»»

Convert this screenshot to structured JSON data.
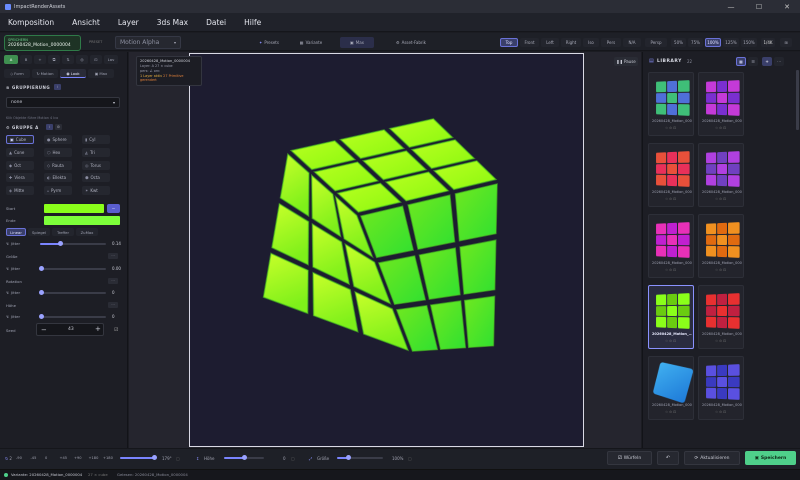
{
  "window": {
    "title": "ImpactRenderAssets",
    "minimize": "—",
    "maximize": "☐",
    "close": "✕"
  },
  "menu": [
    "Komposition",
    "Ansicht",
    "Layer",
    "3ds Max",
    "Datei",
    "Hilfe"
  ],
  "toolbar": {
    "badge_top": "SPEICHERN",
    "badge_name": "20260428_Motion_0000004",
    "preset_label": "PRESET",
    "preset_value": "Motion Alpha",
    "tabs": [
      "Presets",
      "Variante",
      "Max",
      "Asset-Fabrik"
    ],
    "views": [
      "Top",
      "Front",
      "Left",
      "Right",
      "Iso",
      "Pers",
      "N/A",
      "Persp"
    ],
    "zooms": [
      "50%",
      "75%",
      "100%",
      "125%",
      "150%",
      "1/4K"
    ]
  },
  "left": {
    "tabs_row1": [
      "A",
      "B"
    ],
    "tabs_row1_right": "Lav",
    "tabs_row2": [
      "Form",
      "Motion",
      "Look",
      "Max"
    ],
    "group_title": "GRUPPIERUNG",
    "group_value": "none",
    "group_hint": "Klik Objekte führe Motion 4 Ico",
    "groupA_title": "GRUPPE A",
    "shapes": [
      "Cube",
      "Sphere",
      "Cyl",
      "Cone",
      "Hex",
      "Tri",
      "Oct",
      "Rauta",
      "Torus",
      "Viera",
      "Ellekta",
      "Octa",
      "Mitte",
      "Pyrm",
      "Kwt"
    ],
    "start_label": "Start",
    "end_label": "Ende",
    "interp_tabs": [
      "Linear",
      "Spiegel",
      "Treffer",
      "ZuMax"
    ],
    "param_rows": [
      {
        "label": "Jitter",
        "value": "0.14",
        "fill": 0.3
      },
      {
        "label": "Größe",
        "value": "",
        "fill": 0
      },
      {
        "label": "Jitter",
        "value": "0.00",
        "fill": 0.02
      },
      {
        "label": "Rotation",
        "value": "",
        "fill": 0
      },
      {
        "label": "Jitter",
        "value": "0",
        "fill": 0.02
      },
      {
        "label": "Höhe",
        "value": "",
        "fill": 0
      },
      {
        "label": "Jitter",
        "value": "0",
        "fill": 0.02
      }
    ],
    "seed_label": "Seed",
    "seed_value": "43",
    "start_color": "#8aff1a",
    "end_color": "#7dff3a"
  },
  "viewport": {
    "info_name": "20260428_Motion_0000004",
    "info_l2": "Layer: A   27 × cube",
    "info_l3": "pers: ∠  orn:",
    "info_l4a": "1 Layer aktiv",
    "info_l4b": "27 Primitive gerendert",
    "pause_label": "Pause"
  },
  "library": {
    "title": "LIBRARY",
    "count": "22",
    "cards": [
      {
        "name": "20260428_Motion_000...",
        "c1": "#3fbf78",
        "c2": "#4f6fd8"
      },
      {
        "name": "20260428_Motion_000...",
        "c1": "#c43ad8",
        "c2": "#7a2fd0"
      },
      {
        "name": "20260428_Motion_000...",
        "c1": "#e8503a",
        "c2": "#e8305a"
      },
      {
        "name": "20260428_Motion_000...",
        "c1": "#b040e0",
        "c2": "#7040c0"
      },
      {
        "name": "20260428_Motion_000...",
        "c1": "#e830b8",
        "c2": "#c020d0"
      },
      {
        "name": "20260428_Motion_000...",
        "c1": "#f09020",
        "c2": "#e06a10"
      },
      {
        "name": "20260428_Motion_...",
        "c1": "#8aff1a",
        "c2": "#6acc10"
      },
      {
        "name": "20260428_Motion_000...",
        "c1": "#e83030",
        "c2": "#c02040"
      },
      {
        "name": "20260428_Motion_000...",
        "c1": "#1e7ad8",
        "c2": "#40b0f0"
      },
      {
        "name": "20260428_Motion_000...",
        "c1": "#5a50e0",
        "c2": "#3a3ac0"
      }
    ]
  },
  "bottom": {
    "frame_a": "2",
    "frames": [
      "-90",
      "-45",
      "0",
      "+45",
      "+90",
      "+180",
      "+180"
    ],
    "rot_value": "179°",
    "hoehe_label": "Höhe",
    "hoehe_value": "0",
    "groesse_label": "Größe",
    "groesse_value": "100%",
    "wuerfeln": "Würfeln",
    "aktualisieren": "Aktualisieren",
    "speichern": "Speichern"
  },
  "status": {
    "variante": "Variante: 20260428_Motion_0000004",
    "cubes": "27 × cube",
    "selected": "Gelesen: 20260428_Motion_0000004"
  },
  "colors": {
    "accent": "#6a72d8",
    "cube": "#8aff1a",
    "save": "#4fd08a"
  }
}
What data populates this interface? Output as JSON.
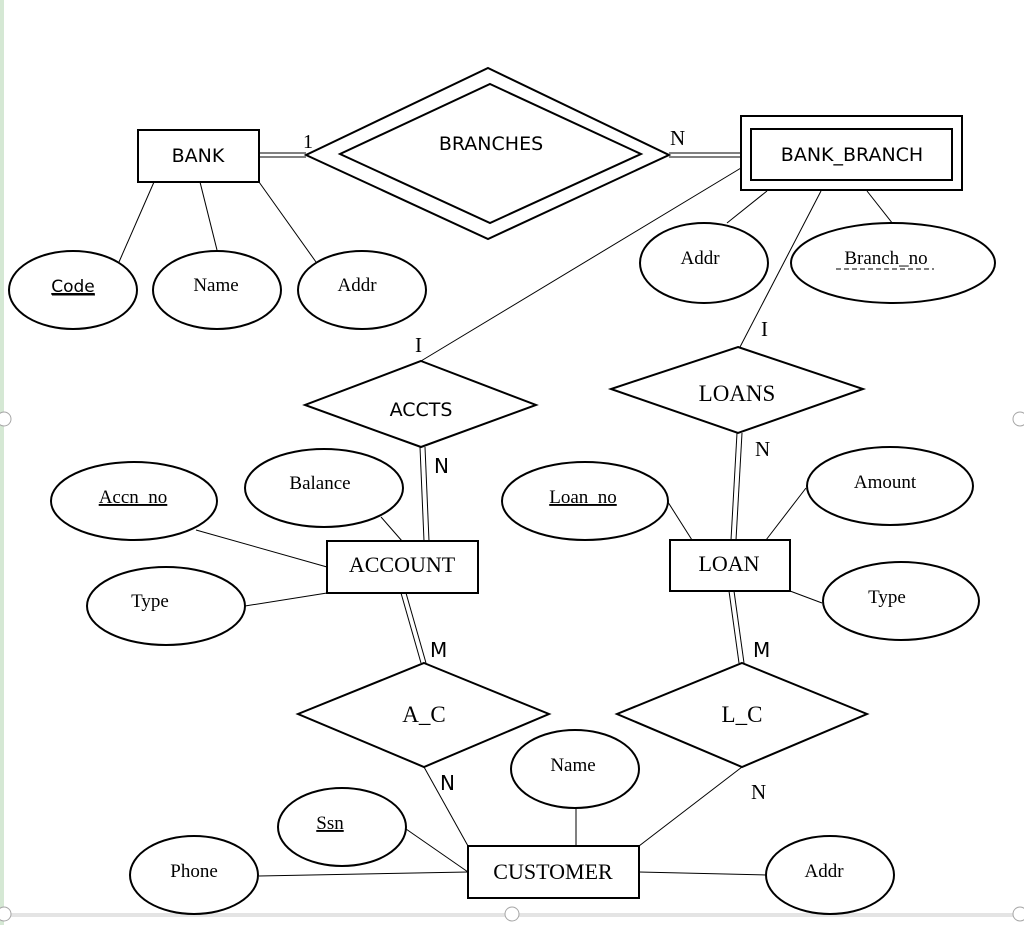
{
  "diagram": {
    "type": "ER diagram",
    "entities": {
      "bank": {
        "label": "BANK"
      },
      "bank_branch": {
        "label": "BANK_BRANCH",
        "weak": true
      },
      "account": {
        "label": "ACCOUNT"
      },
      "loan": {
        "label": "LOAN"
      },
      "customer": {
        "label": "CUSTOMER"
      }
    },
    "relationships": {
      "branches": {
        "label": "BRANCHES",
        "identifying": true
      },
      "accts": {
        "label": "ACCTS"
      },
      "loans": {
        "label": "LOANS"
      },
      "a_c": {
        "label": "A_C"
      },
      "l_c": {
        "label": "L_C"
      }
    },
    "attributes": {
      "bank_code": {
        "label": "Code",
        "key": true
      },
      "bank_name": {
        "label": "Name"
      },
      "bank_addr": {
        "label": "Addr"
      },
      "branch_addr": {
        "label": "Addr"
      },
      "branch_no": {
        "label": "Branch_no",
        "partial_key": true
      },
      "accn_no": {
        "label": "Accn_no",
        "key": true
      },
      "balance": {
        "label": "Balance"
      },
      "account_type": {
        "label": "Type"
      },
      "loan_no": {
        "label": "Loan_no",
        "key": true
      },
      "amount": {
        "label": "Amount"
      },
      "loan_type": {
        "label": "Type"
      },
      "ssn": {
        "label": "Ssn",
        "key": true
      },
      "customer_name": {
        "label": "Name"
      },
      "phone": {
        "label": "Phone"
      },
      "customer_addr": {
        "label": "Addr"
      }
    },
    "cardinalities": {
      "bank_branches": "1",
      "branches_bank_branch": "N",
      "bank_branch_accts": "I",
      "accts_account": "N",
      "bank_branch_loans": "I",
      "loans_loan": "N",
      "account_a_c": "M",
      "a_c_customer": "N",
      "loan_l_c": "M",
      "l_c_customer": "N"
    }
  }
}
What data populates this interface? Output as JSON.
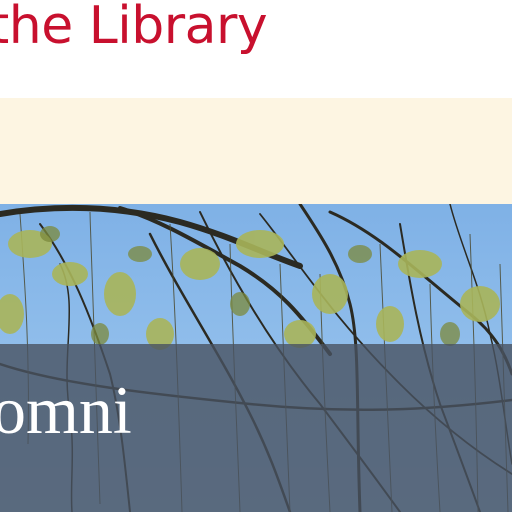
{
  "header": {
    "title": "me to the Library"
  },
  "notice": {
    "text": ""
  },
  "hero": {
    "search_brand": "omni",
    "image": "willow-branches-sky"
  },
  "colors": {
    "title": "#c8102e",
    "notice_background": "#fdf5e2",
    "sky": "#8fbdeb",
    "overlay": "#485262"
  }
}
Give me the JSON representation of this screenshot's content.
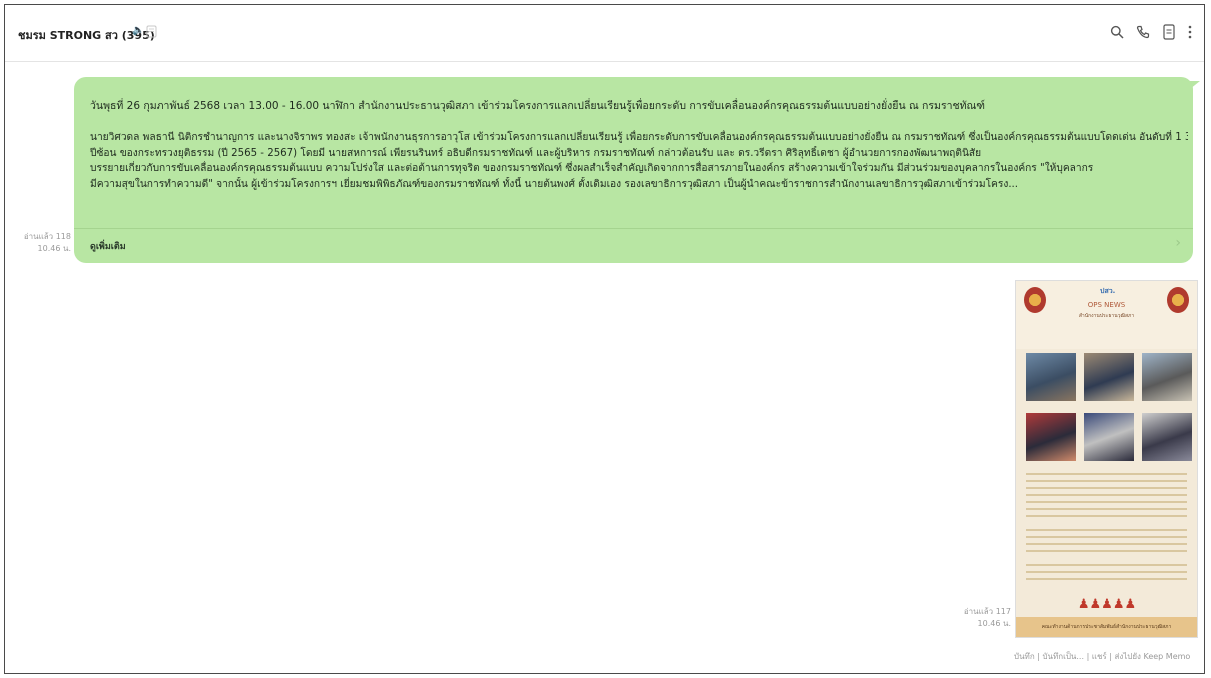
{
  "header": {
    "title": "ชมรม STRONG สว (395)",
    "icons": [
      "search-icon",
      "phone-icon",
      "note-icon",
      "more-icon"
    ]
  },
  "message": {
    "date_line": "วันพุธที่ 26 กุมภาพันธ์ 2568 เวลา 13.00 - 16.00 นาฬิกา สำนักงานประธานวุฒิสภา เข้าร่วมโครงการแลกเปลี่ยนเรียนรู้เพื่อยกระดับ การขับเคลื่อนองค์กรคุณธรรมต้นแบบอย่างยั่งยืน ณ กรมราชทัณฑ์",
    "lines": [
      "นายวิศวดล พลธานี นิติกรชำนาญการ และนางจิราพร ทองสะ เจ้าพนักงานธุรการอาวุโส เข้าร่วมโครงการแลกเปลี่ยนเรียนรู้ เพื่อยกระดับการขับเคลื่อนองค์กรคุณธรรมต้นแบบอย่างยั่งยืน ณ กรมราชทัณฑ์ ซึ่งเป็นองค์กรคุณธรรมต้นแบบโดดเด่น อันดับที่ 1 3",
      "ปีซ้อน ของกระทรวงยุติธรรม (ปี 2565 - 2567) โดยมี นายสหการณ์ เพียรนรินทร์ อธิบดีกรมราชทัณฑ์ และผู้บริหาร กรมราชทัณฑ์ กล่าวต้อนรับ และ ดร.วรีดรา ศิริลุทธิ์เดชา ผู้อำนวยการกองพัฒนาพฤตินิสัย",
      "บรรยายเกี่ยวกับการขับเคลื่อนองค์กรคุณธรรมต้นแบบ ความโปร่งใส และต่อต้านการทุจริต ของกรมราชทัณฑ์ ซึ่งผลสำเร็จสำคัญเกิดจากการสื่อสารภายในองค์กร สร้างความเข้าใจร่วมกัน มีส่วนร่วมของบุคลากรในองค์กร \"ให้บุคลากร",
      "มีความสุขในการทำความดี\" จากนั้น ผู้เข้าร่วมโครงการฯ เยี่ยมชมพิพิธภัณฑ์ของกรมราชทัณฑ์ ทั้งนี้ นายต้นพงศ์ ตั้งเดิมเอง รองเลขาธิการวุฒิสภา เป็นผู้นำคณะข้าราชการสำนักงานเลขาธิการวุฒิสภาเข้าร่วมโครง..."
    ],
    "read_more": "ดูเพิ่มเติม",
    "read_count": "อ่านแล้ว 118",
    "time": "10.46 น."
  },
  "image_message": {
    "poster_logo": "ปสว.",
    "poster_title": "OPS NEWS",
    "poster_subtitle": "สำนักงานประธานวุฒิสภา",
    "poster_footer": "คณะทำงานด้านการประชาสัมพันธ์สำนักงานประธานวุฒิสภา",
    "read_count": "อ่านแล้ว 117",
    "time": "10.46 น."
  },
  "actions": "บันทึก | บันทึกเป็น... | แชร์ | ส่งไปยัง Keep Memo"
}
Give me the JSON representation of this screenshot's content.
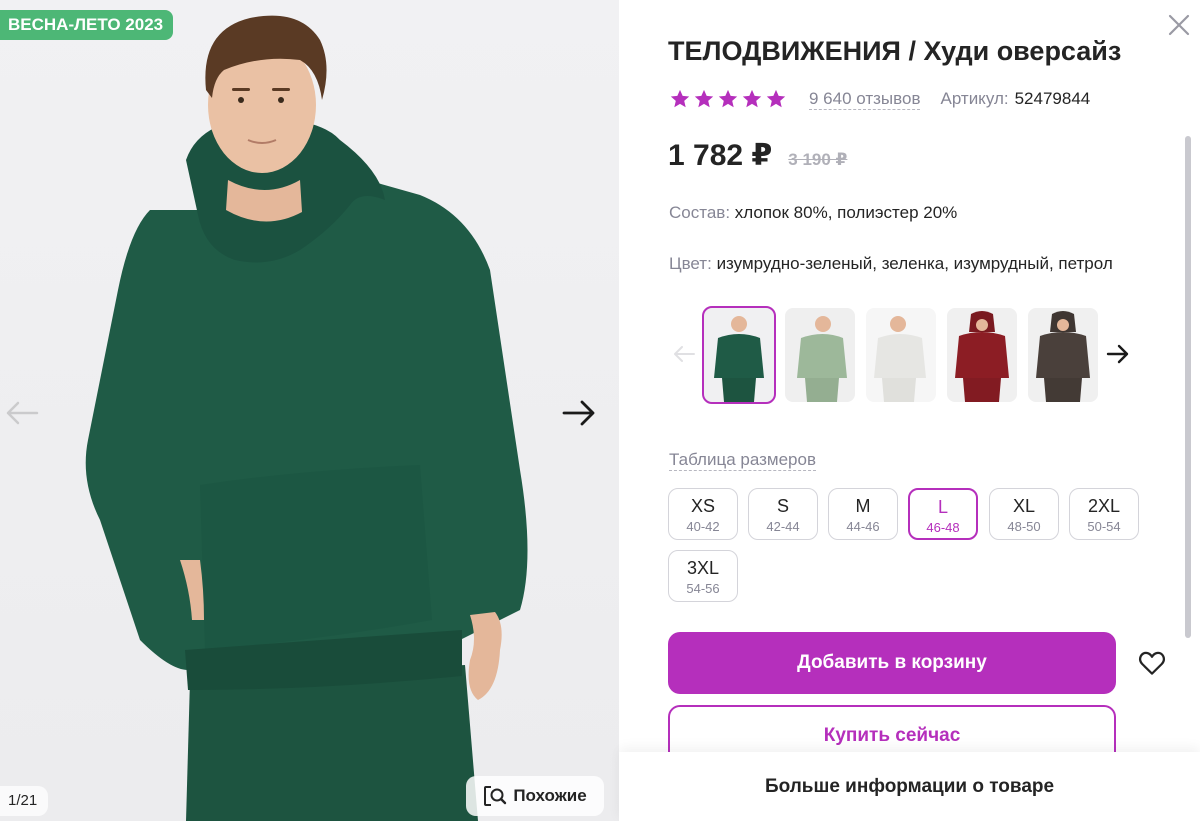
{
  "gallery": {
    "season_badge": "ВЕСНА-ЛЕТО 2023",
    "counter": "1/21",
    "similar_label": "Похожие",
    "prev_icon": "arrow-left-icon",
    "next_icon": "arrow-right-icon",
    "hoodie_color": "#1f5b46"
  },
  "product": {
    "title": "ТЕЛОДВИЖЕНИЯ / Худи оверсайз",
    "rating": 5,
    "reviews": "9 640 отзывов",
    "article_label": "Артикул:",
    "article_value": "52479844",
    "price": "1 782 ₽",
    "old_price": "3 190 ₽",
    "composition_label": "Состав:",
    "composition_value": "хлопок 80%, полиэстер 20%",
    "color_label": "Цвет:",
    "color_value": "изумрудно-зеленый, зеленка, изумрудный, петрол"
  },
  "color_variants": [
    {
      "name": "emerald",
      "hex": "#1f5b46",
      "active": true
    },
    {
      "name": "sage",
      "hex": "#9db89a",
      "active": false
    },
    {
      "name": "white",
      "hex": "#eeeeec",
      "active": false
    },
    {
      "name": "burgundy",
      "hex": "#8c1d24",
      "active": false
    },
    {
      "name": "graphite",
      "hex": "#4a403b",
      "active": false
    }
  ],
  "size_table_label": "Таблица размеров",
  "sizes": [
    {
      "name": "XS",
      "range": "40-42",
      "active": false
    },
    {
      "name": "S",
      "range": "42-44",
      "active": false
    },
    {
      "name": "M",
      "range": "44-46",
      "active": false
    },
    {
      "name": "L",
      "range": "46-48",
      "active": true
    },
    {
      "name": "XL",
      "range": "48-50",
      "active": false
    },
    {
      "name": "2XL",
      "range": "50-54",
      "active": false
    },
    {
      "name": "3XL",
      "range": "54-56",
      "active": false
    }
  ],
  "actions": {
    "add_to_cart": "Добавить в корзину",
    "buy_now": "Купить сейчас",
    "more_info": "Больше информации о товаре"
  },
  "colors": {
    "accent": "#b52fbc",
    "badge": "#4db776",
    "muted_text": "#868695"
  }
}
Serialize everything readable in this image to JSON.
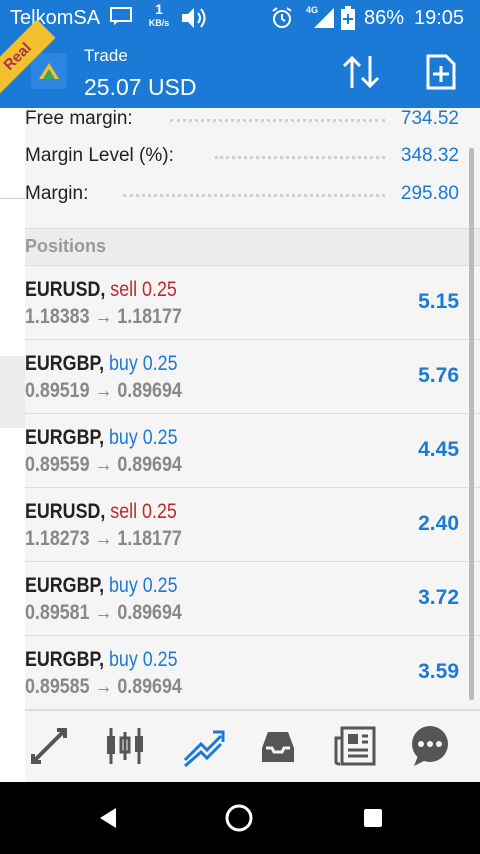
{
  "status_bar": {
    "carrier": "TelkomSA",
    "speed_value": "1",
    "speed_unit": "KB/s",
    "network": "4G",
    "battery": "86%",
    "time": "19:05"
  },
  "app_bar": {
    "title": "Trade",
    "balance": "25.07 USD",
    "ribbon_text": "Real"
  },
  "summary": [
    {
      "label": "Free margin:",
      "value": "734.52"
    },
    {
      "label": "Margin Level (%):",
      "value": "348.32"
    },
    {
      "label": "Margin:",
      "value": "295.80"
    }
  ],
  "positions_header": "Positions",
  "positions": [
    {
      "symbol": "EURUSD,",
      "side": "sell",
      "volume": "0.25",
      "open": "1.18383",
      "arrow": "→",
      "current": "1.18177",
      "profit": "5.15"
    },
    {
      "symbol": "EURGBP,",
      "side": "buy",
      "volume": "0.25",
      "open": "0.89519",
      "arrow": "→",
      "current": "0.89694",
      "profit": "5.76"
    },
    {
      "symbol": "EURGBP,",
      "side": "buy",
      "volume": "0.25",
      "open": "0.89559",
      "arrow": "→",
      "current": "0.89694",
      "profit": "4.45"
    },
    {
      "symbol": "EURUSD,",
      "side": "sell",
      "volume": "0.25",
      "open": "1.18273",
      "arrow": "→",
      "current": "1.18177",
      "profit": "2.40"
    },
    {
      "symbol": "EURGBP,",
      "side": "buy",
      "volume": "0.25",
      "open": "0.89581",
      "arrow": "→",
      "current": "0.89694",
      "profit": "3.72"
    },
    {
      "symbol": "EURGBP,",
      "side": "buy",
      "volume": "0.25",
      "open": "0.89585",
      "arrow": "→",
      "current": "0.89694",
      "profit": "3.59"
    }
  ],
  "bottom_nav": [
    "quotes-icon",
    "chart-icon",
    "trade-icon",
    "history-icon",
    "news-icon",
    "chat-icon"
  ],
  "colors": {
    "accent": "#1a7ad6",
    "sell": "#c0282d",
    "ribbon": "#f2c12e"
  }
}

««

= WORK TO COMPLETE =
Where a line above includes "บการข", copy that line.

= TASK RESPONSE =
      "นายวิศวดล พลธานี นิติกรชำนาญการ และนางจิราพร ทองสะ เจ้าพนักงานธุรการอาวุโส เข้าร่วมโครงการแลกเปลี่ยนเรียนรู้ เพื่อยกระดับการขับเคลื่อนองค์กรคุณธรรมต้นแบบอย่างยั่งยืน ณ กรมราชทัณฑ์ ซึ่งเป็นองค์กรคุณธรรมต้นแบบโดดเด่น อันดับที่ 1 3",
      "บรรยายเกี่ยวกับการขับเคลื่อนองค์กรคุณธรรมต้นแบบ ความโปร่งใส และต่อต้านการทุจริต ของกรมราชทัณฑ์ ซึ่งผลสำเร็จสำคัญเกิดจากการสื่อสารภายในองค์กร สร้างความเข้าใจร่วมกัน มีส่วนร่วมของบุคลากรในองค์กร \"ให้บุคลากร",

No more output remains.